Given exercise: Every line holding the string "values" should be gathered.

Extracted entries:
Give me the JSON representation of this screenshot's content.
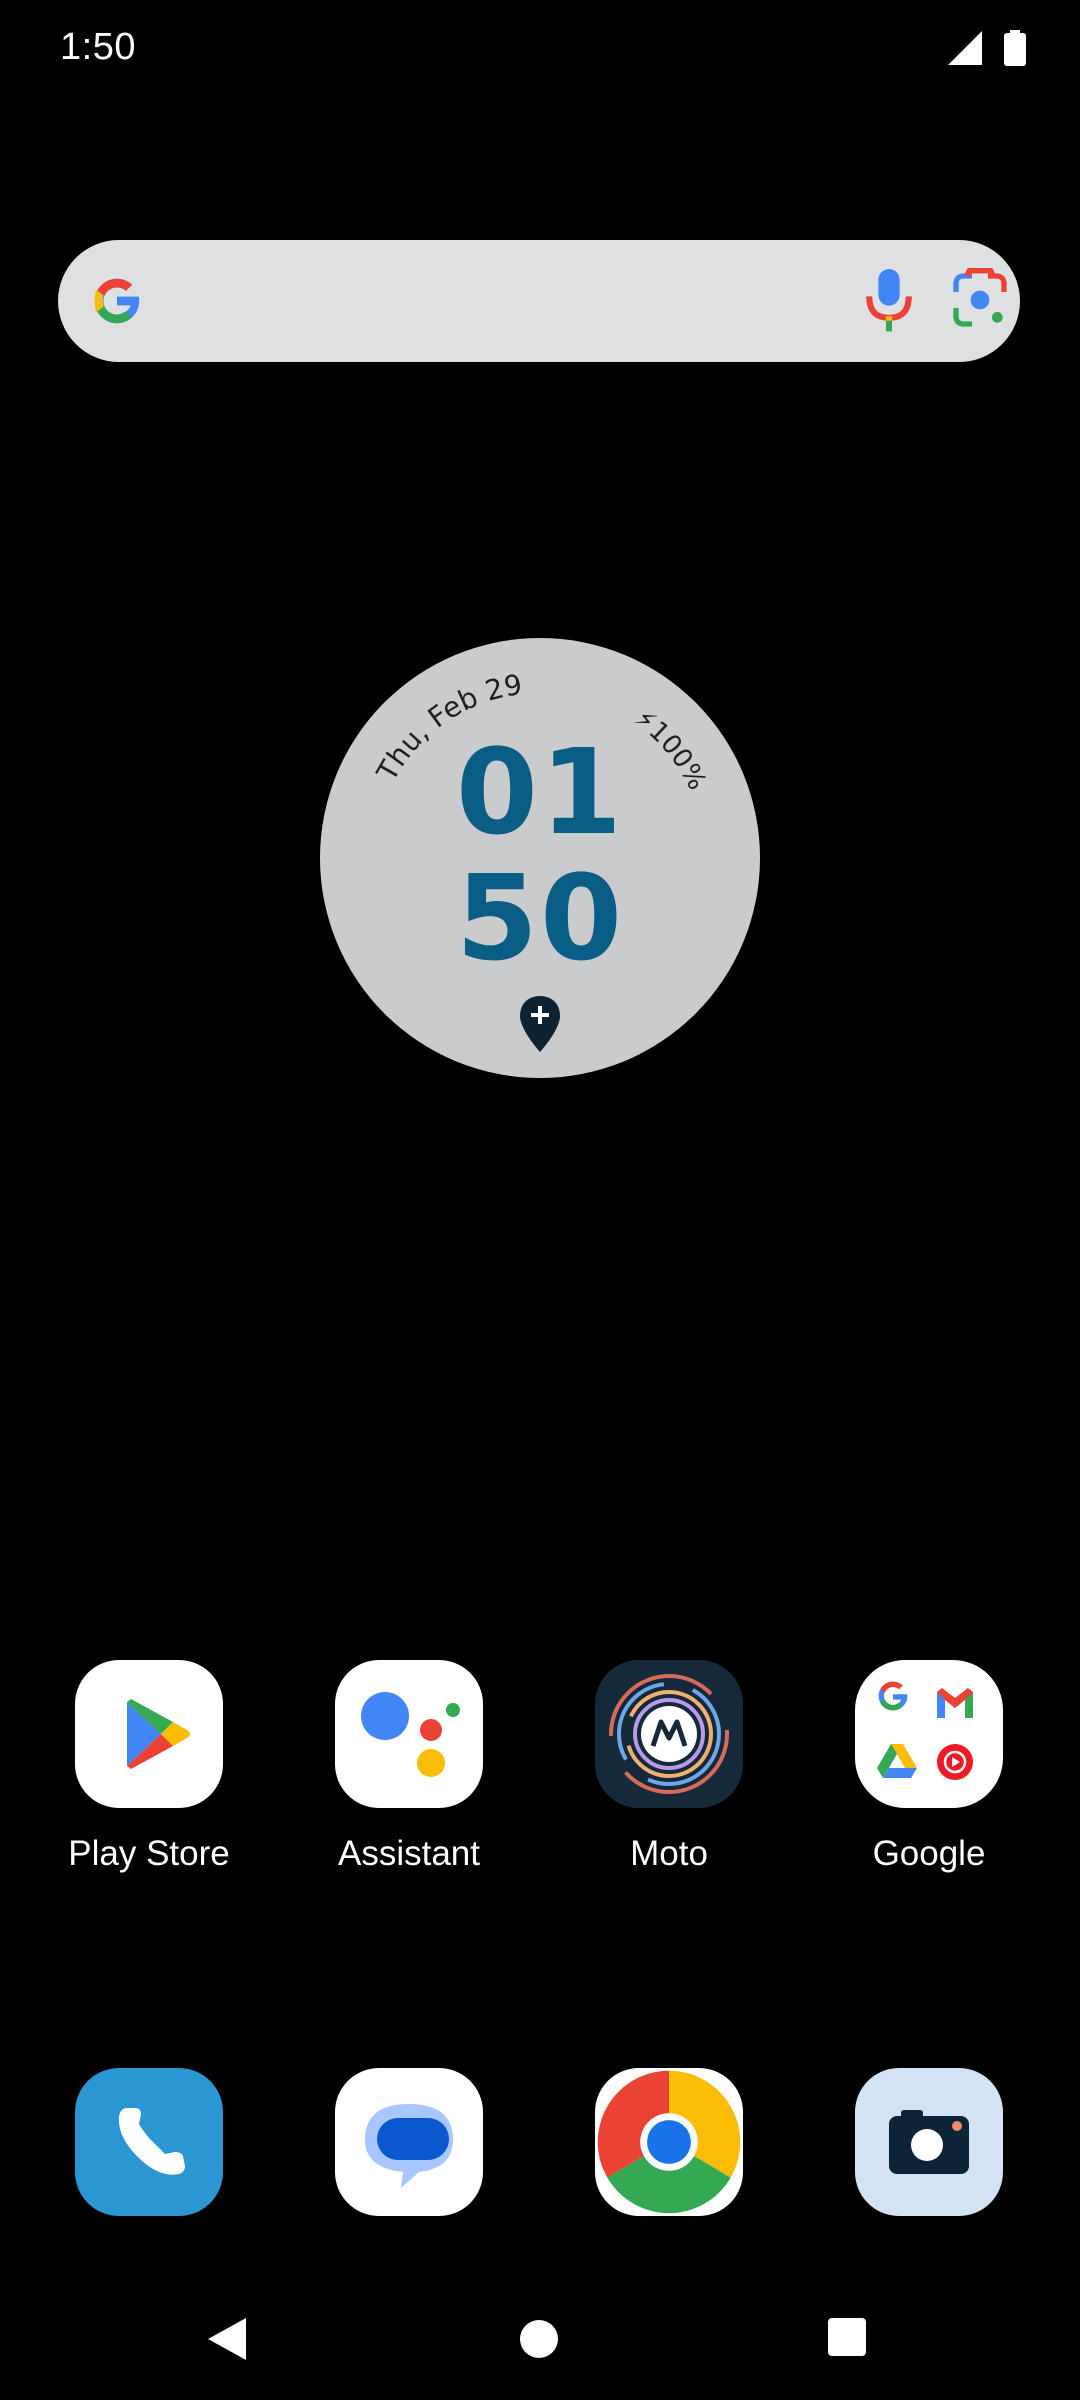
{
  "status_bar": {
    "time": "1:50",
    "icons": [
      "signal-icon",
      "battery-icon"
    ]
  },
  "search_bar": {
    "icons": [
      "google-g-icon",
      "mic-icon",
      "lens-icon"
    ]
  },
  "clock_widget": {
    "date": "Thu, Feb 29",
    "battery": "100%",
    "hour": "01",
    "minute": "50",
    "icons": [
      "charging-bolt-icon",
      "location-pin-icon"
    ]
  },
  "home_apps": [
    {
      "label": "Play Store",
      "icon": "play-store-icon"
    },
    {
      "label": "Assistant",
      "icon": "assistant-icon"
    },
    {
      "label": "Moto",
      "icon": "moto-icon"
    },
    {
      "label": "Google",
      "icon": "google-folder-icon"
    }
  ],
  "dock_apps": [
    {
      "icon": "phone-icon"
    },
    {
      "icon": "messages-icon"
    },
    {
      "icon": "chrome-icon"
    },
    {
      "icon": "camera-icon"
    }
  ],
  "nav_bar": {
    "icons": [
      "back-icon",
      "home-icon",
      "recents-icon"
    ]
  },
  "colors": {
    "clock_digits": "#0a5e86",
    "widget_bg": "#cacbcd",
    "search_bg": "#dfe0e2"
  }
}
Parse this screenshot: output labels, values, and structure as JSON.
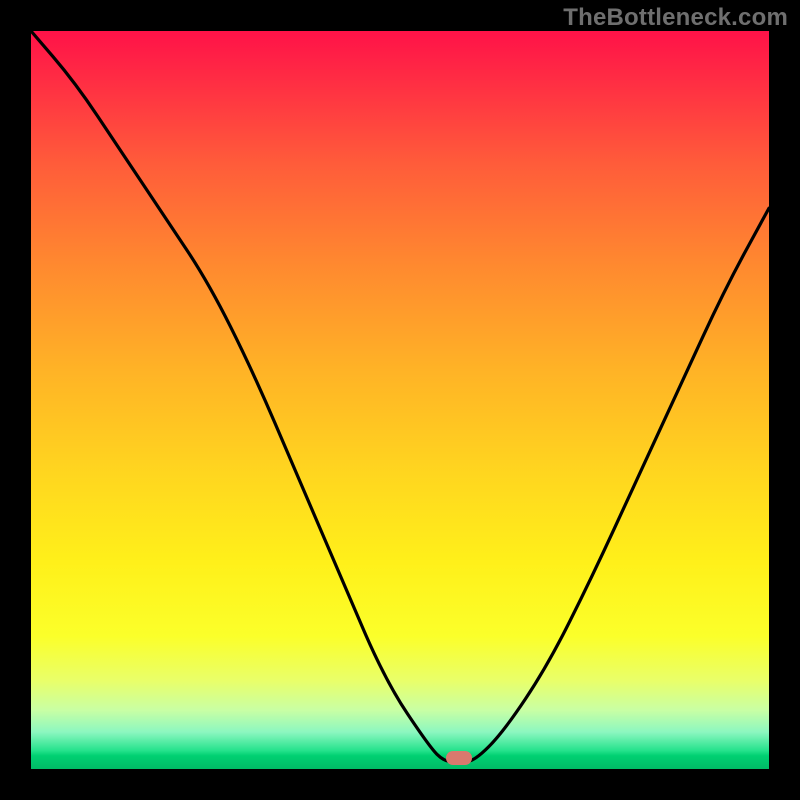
{
  "attribution": "TheBottleneck.com",
  "colors": {
    "page_bg": "#000000",
    "attribution_text": "#6f6f6f",
    "curve_stroke": "#000000",
    "marker_fill": "#d9796e",
    "gradient_top": "#ff1248",
    "gradient_mid": "#fff01a",
    "gradient_bottom": "#00bb66"
  },
  "chart_data": {
    "type": "line",
    "title": "",
    "xlabel": "",
    "ylabel": "",
    "xlim": [
      0,
      100
    ],
    "ylim": [
      0,
      100
    ],
    "grid": false,
    "legend": false,
    "series": [
      {
        "name": "bottleneck-curve",
        "x": [
          0,
          6,
          12,
          18,
          24,
          30,
          36,
          42,
          48,
          54,
          56,
          58,
          60,
          64,
          70,
          76,
          82,
          88,
          94,
          100
        ],
        "values": [
          100,
          93,
          84,
          75,
          66,
          54,
          40,
          26,
          12,
          3,
          1,
          1,
          1,
          5,
          14,
          26,
          39,
          52,
          65,
          76
        ]
      }
    ],
    "marker": {
      "x": 58,
      "y": 1.5
    },
    "annotations": []
  }
}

Final answer:
Parse this screenshot: output labels, values, and structure as JSON.
        "values": [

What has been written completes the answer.